··· Source data ···
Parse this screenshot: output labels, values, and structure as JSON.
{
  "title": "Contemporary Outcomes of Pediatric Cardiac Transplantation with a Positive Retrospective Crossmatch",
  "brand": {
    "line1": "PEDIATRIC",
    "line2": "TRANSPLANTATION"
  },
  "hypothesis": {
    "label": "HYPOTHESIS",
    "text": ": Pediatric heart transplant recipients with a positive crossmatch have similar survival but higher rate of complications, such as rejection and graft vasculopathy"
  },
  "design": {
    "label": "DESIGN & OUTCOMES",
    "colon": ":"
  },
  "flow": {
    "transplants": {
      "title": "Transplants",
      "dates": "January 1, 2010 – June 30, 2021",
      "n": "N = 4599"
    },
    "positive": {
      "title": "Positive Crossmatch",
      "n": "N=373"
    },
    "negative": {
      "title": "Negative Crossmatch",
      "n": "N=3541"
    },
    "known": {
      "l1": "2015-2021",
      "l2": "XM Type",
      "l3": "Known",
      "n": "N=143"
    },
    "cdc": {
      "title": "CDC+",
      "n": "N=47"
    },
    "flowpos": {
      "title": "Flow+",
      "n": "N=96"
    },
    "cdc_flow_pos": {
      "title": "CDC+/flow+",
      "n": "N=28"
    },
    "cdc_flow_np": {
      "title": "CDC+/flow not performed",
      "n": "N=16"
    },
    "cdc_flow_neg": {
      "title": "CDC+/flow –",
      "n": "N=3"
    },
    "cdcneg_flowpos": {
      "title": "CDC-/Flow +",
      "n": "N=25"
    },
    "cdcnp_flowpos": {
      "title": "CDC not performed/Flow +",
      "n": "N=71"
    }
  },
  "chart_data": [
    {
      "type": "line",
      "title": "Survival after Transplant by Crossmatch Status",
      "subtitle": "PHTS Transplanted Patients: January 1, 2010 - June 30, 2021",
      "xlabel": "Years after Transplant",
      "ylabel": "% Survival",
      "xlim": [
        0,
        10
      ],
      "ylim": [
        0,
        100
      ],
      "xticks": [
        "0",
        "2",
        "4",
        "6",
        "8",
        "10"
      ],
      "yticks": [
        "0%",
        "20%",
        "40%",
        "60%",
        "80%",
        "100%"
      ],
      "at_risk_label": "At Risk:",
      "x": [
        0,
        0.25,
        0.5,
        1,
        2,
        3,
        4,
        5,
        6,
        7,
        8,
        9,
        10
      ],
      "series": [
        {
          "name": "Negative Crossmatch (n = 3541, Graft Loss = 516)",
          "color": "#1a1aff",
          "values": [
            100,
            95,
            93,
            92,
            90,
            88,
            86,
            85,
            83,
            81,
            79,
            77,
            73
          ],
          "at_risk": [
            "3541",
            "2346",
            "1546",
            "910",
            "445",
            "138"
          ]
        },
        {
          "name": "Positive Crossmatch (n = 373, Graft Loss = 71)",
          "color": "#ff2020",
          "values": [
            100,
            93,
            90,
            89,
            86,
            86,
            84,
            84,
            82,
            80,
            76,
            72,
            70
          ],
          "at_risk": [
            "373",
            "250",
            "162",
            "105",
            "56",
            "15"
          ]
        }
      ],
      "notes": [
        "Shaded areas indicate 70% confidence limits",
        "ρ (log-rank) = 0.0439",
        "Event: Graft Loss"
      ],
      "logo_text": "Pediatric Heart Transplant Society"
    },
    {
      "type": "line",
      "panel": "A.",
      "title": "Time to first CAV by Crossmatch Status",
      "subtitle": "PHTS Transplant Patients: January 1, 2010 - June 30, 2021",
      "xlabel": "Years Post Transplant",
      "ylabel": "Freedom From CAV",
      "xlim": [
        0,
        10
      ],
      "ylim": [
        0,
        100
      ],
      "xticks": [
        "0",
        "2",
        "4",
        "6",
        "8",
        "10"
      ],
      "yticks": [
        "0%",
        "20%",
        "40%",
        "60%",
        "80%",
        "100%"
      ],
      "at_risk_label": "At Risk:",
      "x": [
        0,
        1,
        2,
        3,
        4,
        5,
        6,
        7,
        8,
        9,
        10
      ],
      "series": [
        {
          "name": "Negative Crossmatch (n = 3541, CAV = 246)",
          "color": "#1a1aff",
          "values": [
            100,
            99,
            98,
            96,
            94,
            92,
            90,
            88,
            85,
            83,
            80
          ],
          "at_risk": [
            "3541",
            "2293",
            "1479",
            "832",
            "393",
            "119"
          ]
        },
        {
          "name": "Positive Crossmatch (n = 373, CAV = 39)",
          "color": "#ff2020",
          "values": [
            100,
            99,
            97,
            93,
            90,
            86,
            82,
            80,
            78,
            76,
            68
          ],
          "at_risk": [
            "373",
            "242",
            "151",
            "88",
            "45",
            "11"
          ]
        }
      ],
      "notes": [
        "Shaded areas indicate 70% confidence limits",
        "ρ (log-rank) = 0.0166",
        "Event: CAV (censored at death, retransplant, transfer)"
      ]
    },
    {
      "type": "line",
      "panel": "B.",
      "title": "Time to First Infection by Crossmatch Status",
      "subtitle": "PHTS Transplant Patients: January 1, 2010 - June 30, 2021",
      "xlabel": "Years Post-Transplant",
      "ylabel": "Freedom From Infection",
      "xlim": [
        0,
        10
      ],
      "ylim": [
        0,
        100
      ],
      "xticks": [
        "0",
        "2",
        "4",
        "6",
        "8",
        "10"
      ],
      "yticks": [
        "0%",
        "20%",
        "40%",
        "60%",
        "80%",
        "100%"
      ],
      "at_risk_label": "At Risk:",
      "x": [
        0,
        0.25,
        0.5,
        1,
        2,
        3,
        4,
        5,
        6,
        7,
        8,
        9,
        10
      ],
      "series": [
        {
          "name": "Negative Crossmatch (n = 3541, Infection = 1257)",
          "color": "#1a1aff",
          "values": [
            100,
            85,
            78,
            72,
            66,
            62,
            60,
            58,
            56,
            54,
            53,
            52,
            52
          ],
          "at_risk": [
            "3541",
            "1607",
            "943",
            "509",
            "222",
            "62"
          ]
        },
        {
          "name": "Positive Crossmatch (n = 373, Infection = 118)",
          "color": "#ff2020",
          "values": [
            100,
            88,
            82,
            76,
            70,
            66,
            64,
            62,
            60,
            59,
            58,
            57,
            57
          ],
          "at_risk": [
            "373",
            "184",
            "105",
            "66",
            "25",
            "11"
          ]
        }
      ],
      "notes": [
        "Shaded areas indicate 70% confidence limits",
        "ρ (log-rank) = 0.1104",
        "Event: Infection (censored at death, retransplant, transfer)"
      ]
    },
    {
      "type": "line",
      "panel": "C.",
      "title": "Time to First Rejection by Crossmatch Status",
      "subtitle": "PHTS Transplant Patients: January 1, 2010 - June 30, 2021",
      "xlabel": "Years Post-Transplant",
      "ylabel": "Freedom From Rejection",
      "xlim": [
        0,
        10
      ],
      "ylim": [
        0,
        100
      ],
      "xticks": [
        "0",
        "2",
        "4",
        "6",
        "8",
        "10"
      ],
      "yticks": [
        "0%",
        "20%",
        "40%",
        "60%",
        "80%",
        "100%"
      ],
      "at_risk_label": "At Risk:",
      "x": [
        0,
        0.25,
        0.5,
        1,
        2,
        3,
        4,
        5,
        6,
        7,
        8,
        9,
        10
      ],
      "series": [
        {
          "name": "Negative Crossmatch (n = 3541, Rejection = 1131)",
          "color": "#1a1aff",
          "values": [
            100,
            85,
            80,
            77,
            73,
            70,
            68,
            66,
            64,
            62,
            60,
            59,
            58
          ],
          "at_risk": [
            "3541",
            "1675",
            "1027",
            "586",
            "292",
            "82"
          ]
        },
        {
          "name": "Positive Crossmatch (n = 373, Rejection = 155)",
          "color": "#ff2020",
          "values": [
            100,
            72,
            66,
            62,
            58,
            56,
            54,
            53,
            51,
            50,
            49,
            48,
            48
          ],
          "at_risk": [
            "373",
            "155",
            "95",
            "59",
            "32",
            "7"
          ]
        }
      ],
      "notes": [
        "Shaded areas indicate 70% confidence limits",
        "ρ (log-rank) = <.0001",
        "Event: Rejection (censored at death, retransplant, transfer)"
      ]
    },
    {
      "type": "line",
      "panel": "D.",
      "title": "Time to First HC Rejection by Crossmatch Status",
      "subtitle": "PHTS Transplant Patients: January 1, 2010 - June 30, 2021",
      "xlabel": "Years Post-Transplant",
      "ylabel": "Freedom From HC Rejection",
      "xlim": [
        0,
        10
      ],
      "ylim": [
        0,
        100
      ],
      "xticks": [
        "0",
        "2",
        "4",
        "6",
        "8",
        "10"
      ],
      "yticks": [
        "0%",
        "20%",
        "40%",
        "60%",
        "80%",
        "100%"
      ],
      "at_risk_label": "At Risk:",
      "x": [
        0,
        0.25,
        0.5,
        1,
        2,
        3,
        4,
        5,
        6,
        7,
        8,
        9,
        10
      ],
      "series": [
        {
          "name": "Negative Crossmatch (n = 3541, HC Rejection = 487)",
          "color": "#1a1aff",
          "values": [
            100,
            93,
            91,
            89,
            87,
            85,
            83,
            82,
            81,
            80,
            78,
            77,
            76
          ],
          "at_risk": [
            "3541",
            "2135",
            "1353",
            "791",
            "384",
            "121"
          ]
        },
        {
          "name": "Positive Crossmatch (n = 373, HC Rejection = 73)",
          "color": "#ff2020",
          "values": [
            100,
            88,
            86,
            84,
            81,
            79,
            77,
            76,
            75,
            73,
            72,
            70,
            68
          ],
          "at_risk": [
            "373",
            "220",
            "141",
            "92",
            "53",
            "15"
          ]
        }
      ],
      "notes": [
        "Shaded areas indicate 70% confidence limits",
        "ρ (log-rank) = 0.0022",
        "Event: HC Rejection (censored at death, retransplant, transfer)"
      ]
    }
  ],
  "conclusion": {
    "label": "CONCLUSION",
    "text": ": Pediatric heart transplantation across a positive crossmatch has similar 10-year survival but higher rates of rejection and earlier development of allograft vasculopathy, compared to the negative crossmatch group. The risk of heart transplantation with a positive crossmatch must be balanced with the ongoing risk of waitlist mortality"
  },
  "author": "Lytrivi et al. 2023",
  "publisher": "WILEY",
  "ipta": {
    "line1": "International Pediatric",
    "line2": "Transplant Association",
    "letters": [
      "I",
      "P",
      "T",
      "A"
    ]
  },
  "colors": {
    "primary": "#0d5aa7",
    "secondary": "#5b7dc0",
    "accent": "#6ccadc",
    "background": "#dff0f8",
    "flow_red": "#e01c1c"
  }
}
···
### Exercise
From the entries, copy every line in which the string "ylabel" can be found.

### Answer box
      "ylabel": "% Survival",
      "ylabel": "Freedom From CAV",
      "ylabel": "Freedom From Infection",
      "ylabel": "Freedom From Rejection",
      "ylabel": "Freedom From HC Rejection",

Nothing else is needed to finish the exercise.